Copy out the lines that have "hikoyasida" in them.

** BEGIN **

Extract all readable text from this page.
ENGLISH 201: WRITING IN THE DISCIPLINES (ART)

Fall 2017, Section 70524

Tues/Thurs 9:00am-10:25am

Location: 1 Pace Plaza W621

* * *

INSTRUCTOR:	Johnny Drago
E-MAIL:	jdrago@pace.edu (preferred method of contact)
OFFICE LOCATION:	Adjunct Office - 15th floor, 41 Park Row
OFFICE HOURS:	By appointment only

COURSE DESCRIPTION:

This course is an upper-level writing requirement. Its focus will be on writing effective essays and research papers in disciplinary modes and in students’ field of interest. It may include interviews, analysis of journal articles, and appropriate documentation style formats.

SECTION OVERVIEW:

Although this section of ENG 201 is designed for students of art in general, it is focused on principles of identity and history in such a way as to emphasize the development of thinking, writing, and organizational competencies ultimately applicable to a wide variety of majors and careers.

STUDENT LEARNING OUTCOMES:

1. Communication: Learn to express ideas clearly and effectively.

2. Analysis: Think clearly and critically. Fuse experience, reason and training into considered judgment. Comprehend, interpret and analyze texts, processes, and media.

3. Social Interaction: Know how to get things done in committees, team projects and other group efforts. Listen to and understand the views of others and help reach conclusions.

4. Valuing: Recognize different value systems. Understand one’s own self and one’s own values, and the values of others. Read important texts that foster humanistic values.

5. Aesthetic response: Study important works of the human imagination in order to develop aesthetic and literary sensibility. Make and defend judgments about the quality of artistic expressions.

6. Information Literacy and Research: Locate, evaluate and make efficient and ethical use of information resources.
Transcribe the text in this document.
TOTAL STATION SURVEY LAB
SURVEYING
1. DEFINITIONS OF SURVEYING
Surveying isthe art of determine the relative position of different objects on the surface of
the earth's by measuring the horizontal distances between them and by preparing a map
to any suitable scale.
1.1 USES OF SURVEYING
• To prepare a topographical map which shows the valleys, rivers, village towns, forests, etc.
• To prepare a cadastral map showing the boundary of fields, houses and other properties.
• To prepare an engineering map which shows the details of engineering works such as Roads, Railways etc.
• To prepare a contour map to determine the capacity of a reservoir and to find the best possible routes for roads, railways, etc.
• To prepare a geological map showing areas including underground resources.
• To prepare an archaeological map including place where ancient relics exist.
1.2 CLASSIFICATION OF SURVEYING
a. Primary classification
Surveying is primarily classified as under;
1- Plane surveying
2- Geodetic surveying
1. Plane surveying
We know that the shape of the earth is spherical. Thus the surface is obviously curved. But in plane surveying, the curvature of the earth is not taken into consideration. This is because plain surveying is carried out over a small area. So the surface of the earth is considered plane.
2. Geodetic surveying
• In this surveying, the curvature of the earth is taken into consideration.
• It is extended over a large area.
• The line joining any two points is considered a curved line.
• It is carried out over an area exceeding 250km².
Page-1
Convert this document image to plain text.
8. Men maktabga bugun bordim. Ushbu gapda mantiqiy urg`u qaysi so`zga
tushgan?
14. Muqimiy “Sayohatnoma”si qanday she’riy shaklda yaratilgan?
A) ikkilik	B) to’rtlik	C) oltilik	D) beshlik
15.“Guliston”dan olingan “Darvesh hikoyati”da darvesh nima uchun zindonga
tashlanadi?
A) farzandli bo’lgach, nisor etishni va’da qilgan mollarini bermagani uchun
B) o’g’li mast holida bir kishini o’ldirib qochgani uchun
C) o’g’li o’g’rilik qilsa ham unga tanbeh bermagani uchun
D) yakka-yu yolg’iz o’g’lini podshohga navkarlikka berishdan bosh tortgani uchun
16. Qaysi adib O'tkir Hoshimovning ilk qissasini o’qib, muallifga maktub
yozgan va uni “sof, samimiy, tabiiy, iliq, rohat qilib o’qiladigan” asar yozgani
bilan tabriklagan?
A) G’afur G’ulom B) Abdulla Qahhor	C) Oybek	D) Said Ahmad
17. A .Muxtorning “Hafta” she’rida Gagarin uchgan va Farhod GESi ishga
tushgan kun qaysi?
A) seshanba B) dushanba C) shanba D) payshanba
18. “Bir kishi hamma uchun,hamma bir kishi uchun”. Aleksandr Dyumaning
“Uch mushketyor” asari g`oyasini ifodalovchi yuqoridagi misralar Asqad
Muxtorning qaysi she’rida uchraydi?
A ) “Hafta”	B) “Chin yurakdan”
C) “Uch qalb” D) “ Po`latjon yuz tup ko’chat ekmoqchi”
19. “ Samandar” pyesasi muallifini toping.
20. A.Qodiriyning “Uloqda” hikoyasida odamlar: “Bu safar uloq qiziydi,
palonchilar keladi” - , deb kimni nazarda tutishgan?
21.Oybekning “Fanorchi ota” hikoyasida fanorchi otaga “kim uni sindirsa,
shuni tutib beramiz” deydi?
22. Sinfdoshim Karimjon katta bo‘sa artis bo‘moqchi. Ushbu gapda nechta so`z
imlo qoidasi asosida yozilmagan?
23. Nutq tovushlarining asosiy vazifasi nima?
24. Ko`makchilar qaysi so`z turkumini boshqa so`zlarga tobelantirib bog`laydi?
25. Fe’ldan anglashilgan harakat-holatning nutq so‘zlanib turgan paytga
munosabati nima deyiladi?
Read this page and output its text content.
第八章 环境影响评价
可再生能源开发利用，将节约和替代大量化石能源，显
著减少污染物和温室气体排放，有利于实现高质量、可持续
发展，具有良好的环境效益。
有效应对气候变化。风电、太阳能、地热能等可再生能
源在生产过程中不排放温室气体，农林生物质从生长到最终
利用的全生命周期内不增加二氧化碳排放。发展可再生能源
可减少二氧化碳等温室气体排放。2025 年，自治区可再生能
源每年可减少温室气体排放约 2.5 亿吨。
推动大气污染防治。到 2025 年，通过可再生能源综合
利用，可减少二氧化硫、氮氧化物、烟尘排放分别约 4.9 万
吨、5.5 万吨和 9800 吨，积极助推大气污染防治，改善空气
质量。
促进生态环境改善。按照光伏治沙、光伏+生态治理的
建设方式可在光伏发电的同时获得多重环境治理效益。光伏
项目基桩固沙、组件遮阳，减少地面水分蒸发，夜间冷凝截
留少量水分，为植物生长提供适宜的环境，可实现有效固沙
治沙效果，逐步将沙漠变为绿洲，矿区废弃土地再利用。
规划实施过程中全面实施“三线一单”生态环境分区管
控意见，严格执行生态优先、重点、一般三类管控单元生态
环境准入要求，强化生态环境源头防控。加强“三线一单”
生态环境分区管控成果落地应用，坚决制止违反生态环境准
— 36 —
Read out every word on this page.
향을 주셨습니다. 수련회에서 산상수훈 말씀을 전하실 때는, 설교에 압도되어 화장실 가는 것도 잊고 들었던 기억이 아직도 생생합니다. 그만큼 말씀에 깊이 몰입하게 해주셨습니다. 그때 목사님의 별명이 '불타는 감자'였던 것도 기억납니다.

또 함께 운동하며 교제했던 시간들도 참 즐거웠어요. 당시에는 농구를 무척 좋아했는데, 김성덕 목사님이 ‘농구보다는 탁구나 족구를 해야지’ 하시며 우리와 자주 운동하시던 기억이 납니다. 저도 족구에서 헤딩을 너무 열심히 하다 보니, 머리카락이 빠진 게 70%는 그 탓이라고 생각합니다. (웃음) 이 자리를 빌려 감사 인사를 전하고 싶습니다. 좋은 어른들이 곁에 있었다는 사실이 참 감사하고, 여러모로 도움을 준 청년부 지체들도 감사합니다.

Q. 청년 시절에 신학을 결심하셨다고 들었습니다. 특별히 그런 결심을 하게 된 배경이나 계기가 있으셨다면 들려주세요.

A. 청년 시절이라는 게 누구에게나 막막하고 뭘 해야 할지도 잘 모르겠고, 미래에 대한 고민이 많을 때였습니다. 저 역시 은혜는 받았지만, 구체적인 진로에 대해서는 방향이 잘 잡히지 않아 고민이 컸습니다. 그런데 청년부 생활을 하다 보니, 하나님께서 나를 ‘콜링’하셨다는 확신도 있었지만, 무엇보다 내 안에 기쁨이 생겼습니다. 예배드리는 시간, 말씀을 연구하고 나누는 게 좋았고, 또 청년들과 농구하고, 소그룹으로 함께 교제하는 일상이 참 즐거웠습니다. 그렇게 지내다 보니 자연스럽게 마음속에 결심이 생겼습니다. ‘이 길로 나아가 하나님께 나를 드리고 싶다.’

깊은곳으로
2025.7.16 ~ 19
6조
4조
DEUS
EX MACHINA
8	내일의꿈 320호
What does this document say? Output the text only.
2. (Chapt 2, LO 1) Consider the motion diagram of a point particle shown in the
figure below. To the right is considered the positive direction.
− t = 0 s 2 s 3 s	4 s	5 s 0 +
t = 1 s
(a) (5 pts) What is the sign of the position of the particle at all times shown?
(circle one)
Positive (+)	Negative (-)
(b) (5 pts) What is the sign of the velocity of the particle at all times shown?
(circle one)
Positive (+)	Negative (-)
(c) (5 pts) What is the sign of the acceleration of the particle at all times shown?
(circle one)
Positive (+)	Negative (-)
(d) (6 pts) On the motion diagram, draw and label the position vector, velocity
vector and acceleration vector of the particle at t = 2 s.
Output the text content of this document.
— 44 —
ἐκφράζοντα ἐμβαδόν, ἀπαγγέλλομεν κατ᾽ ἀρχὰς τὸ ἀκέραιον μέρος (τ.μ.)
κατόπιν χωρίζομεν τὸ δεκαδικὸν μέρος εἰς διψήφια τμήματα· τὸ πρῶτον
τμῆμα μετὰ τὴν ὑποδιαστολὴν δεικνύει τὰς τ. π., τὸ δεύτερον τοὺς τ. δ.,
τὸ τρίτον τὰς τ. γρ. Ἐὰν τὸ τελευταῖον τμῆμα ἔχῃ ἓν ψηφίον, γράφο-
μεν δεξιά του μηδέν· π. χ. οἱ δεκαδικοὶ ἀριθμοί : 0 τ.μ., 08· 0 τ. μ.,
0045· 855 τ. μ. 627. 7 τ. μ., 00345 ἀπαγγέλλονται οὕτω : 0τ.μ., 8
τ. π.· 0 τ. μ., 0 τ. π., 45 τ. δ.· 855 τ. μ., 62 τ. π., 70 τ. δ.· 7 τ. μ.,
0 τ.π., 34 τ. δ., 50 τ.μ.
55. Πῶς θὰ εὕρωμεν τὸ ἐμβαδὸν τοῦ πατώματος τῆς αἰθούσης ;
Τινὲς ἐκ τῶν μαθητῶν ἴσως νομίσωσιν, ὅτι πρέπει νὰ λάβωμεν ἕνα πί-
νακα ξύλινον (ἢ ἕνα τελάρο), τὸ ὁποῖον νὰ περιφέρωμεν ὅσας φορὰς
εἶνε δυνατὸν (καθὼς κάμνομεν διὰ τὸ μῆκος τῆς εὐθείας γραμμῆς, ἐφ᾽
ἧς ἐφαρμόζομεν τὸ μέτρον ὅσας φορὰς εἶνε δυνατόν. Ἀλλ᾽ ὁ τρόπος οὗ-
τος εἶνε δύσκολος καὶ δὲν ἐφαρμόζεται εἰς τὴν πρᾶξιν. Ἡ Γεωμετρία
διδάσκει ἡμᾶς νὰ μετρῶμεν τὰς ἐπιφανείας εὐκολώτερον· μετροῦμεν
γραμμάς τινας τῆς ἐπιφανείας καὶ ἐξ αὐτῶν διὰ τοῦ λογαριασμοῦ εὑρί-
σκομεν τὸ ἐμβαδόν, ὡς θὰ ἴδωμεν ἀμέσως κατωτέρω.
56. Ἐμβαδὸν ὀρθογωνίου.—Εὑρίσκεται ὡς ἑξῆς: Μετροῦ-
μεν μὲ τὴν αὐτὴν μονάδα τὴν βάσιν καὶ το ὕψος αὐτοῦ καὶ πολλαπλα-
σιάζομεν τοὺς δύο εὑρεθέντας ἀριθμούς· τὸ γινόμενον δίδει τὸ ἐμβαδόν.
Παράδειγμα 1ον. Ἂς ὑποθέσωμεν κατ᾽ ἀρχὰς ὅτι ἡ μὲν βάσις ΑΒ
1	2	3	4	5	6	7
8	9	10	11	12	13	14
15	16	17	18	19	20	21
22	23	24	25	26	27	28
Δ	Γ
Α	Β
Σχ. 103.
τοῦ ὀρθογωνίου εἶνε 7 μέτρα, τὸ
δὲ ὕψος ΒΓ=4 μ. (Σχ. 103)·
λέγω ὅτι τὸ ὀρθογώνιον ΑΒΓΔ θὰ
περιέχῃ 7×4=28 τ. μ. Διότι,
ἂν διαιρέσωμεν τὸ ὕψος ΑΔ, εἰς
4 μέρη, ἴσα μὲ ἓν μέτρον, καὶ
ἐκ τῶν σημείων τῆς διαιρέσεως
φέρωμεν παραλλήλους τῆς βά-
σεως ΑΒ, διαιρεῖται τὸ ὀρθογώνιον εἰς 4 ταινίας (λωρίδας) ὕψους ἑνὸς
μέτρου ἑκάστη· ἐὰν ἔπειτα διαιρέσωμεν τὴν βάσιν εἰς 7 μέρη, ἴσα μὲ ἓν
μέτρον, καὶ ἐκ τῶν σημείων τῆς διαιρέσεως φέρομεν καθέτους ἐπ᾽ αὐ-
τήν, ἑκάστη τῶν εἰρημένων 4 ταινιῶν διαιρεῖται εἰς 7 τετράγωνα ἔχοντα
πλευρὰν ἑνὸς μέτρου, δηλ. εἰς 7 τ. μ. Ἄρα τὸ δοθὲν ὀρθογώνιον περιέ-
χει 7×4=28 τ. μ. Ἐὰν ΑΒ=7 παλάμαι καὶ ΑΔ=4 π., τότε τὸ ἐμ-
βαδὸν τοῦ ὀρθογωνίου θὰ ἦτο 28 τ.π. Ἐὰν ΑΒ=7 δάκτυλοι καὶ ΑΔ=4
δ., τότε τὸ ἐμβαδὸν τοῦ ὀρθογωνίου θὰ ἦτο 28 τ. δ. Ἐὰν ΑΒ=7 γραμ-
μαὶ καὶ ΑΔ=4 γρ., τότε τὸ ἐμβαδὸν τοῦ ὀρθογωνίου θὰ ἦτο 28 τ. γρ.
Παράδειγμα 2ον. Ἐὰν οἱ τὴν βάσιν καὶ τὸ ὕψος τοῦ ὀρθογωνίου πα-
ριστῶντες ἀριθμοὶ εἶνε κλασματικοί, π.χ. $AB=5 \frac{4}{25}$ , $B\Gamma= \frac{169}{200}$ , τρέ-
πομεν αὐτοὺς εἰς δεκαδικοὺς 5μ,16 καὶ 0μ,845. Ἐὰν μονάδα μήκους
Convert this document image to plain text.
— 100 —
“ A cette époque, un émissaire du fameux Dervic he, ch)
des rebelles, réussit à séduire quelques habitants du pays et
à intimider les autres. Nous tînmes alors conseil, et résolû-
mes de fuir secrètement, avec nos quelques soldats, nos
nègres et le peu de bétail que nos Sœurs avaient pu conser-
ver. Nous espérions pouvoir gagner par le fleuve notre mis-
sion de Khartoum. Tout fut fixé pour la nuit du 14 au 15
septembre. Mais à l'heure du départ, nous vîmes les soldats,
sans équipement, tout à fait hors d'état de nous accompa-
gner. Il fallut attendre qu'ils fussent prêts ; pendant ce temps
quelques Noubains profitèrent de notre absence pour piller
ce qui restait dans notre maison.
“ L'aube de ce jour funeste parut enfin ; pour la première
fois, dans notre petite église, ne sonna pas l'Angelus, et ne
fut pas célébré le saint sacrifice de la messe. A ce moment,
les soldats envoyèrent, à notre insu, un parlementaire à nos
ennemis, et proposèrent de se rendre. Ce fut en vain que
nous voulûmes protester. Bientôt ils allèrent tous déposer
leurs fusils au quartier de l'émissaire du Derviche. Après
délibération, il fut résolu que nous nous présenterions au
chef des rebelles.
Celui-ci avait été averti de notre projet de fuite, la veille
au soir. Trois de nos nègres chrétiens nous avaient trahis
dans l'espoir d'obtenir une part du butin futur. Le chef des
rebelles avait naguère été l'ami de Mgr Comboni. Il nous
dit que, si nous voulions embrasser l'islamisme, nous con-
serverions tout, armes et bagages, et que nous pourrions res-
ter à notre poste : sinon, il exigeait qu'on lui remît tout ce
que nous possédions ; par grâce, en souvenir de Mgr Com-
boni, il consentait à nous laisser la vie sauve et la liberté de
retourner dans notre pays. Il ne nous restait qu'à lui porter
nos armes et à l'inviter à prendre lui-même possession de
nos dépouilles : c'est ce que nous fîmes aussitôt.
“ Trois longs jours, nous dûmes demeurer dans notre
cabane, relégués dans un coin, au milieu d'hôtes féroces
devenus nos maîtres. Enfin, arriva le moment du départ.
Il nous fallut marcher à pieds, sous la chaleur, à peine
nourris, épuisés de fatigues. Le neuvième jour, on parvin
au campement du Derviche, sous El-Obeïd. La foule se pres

** END **

→ Problem solution:
20. A.Qodiriyning “Uloqda” hikoyasida odamlar: “Bu safar uloq qiziydi,
21.Oybekning “Fanorchi ota” hikoyasida fanorchi otaga “kim uni sindirsa,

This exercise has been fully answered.